■ TASK OBJECTIVE:
Each entry that follows must be output without any deviation.

RECORDED INFORMATION start

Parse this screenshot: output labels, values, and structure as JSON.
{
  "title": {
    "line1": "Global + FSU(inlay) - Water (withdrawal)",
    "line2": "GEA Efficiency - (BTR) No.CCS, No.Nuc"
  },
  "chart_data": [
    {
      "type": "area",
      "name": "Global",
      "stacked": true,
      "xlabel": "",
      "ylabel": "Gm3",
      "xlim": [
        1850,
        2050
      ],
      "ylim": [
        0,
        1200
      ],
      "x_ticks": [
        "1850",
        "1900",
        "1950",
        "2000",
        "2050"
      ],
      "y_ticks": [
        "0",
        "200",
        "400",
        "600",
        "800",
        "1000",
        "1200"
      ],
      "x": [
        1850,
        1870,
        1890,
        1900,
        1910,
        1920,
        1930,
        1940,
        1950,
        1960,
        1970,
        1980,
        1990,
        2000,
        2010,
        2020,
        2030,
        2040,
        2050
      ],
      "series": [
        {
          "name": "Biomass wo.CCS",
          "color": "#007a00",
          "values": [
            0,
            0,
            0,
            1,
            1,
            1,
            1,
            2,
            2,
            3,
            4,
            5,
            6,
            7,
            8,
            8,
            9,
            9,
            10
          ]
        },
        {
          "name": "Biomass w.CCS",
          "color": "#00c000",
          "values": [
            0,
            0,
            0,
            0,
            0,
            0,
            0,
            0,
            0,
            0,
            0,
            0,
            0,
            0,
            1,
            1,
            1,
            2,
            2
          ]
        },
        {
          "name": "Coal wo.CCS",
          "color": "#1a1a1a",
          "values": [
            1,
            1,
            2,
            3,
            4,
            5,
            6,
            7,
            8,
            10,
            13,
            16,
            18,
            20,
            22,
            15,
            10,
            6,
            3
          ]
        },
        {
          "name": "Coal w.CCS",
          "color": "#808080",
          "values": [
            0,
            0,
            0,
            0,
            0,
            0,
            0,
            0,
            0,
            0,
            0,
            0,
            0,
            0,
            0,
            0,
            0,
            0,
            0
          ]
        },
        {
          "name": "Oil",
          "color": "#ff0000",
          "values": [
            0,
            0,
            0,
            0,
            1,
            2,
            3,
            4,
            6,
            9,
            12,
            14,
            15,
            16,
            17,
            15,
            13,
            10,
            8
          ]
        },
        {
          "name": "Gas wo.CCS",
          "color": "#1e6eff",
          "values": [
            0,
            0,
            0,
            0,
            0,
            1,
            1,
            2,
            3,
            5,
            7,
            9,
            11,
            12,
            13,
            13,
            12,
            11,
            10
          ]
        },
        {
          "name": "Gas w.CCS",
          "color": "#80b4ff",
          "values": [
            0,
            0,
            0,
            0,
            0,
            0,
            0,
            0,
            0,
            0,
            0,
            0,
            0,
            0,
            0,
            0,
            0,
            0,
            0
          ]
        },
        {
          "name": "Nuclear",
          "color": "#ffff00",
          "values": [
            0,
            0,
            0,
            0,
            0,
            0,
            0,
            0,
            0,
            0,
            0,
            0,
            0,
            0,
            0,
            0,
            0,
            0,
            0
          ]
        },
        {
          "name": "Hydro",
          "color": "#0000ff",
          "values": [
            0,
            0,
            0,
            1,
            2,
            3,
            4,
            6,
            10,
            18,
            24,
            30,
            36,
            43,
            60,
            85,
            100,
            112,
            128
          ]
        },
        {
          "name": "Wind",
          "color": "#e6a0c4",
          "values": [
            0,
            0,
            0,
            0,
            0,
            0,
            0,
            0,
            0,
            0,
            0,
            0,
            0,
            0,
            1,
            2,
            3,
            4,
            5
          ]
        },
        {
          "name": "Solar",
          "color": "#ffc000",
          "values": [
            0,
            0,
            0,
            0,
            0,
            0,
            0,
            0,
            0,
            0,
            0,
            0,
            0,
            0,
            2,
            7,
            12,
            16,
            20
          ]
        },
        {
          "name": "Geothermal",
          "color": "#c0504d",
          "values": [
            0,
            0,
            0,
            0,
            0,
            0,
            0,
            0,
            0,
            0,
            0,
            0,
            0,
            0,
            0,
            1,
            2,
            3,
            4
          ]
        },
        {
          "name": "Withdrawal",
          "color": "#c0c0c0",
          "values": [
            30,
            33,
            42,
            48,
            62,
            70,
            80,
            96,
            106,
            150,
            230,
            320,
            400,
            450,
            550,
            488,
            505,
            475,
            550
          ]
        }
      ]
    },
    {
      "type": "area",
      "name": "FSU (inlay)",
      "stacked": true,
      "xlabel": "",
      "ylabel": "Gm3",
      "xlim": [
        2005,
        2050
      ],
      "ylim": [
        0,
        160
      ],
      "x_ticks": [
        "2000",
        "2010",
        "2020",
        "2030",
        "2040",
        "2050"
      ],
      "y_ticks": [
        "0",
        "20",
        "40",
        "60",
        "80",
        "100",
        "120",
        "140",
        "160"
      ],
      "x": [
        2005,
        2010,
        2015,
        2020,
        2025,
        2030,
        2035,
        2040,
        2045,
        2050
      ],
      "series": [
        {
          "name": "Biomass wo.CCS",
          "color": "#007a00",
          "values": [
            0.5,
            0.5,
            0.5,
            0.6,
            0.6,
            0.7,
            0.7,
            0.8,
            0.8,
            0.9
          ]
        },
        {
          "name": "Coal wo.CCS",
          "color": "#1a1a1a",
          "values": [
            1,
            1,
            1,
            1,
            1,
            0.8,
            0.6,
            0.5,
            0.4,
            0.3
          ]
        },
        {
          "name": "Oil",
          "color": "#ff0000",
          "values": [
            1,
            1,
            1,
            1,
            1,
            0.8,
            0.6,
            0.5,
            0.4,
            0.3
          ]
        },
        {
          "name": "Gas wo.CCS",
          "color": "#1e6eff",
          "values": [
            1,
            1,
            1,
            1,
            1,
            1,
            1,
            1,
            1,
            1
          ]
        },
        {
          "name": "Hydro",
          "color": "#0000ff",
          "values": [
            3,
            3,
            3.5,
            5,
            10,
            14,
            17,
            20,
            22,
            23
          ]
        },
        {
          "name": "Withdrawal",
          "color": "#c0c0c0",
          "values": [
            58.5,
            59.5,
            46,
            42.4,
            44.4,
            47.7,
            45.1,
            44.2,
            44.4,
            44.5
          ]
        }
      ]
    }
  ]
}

RECORDED INFORMATION end

■ EXERCISE OUTPUT:
Parse this screenshot: output labels, values, and structure as JSON.
{
  "title": {
    "line1": "Global + FSU(inlay) - Water (withdrawal)",
    "line2": "GEA Efficiency - (BTR) No.CCS, No.Nuc"
  },
  "chart_data": [
    {
      "type": "area",
      "name": "Global",
      "stacked": true,
      "xlabel": "",
      "ylabel": "Gm3",
      "xlim": [
        1850,
        2050
      ],
      "ylim": [
        0,
        1200
      ],
      "x_ticks": [
        "1850",
        "1900",
        "1950",
        "2000",
        "2050"
      ],
      "y_ticks": [
        "0",
        "200",
        "400",
        "600",
        "800",
        "1000",
        "1200"
      ],
      "x": [
        1850,
        1870,
        1890,
        1900,
        1910,
        1920,
        1930,
        1940,
        1950,
        1960,
        1970,
        1980,
        1990,
        2000,
        2010,
        2020,
        2030,
        2040,
        2050
      ],
      "series": [
        {
          "name": "Biomass wo.CCS",
          "color": "#007a00",
          "values": [
            0,
            0,
            0,
            1,
            1,
            1,
            1,
            2,
            2,
            3,
            4,
            5,
            6,
            7,
            8,
            8,
            9,
            9,
            10
          ]
        },
        {
          "name": "Biomass w.CCS",
          "color": "#00c000",
          "values": [
            0,
            0,
            0,
            0,
            0,
            0,
            0,
            0,
            0,
            0,
            0,
            0,
            0,
            0,
            1,
            1,
            1,
            2,
            2
          ]
        },
        {
          "name": "Coal wo.CCS",
          "color": "#1a1a1a",
          "values": [
            1,
            1,
            2,
            3,
            4,
            5,
            6,
            7,
            8,
            10,
            13,
            16,
            18,
            20,
            22,
            15,
            10,
            6,
            3
          ]
        },
        {
          "name": "Coal w.CCS",
          "color": "#808080",
          "values": [
            0,
            0,
            0,
            0,
            0,
            0,
            0,
            0,
            0,
            0,
            0,
            0,
            0,
            0,
            0,
            0,
            0,
            0,
            0
          ]
        },
        {
          "name": "Oil",
          "color": "#ff0000",
          "values": [
            0,
            0,
            0,
            0,
            1,
            2,
            3,
            4,
            6,
            9,
            12,
            14,
            15,
            16,
            17,
            15,
            13,
            10,
            8
          ]
        },
        {
          "name": "Gas wo.CCS",
          "color": "#1e6eff",
          "values": [
            0,
            0,
            0,
            0,
            0,
            1,
            1,
            2,
            3,
            5,
            7,
            9,
            11,
            12,
            13,
            13,
            12,
            11,
            10
          ]
        },
        {
          "name": "Gas w.CCS",
          "color": "#80b4ff",
          "values": [
            0,
            0,
            0,
            0,
            0,
            0,
            0,
            0,
            0,
            0,
            0,
            0,
            0,
            0,
            0,
            0,
            0,
            0,
            0
          ]
        },
        {
          "name": "Nuclear",
          "color": "#ffff00",
          "values": [
            0,
            0,
            0,
            0,
            0,
            0,
            0,
            0,
            0,
            0,
            0,
            0,
            0,
            0,
            0,
            0,
            0,
            0,
            0
          ]
        },
        {
          "name": "Hydro",
          "color": "#0000ff",
          "values": [
            0,
            0,
            0,
            1,
            2,
            3,
            4,
            6,
            10,
            18,
            24,
            30,
            36,
            43,
            60,
            85,
            100,
            112,
            128
          ]
        },
        {
          "name": "Wind",
          "color": "#e6a0c4",
          "values": [
            0,
            0,
            0,
            0,
            0,
            0,
            0,
            0,
            0,
            0,
            0,
            0,
            0,
            0,
            1,
            2,
            3,
            4,
            5
          ]
        },
        {
          "name": "Solar",
          "color": "#ffc000",
          "values": [
            0,
            0,
            0,
            0,
            0,
            0,
            0,
            0,
            0,
            0,
            0,
            0,
            0,
            0,
            2,
            7,
            12,
            16,
            20
          ]
        },
        {
          "name": "Geothermal",
          "color": "#c0504d",
          "values": [
            0,
            0,
            0,
            0,
            0,
            0,
            0,
            0,
            0,
            0,
            0,
            0,
            0,
            0,
            0,
            1,
            2,
            3,
            4
          ]
        },
        {
          "name": "Withdrawal",
          "color": "#c0c0c0",
          "values": [
            30,
            33,
            42,
            48,
            62,
            70,
            80,
            96,
            106,
            150,
            230,
            320,
            400,
            450,
            550,
            488,
            505,
            475,
            550
          ]
        }
      ]
    },
    {
      "type": "area",
      "name": "FSU (inlay)",
      "stacked": true,
      "xlabel": "",
      "ylabel": "Gm3",
      "xlim": [
        2005,
        2050
      ],
      "ylim": [
        0,
        160
      ],
      "x_ticks": [
        "2000",
        "2010",
        "2020",
        "2030",
        "2040",
        "2050"
      ],
      "y_ticks": [
        "0",
        "20",
        "40",
        "60",
        "80",
        "100",
        "120",
        "140",
        "160"
      ],
      "x": [
        2005,
        2010,
        2015,
        2020,
        2025,
        2030,
        2035,
        2040,
        2045,
        2050
      ],
      "series": [
        {
          "name": "Biomass wo.CCS",
          "color": "#007a00",
          "values": [
            0.5,
            0.5,
            0.5,
            0.6,
            0.6,
            0.7,
            0.7,
            0.8,
            0.8,
            0.9
          ]
        },
        {
          "name": "Coal wo.CCS",
          "color": "#1a1a1a",
          "values": [
            1,
            1,
            1,
            1,
            1,
            0.8,
            0.6,
            0.5,
            0.4,
            0.3
          ]
        },
        {
          "name": "Oil",
          "color": "#ff0000",
          "values": [
            1,
            1,
            1,
            1,
            1,
            0.8,
            0.6,
            0.5,
            0.4,
            0.3
          ]
        },
        {
          "name": "Gas wo.CCS",
          "color": "#1e6eff",
          "values": [
            1,
            1,
            1,
            1,
            1,
            1,
            1,
            1,
            1,
            1
          ]
        },
        {
          "name": "Hydro",
          "color": "#0000ff",
          "values": [
            3,
            3,
            3.5,
            5,
            10,
            14,
            17,
            20,
            22,
            23
          ]
        },
        {
          "name": "Withdrawal",
          "color": "#c0c0c0",
          "values": [
            58.5,
            59.5,
            46,
            42.4,
            44.4,
            47.7,
            45.1,
            44.2,
            44.4,
            44.5
          ]
        }
      ]
    }
  ]
}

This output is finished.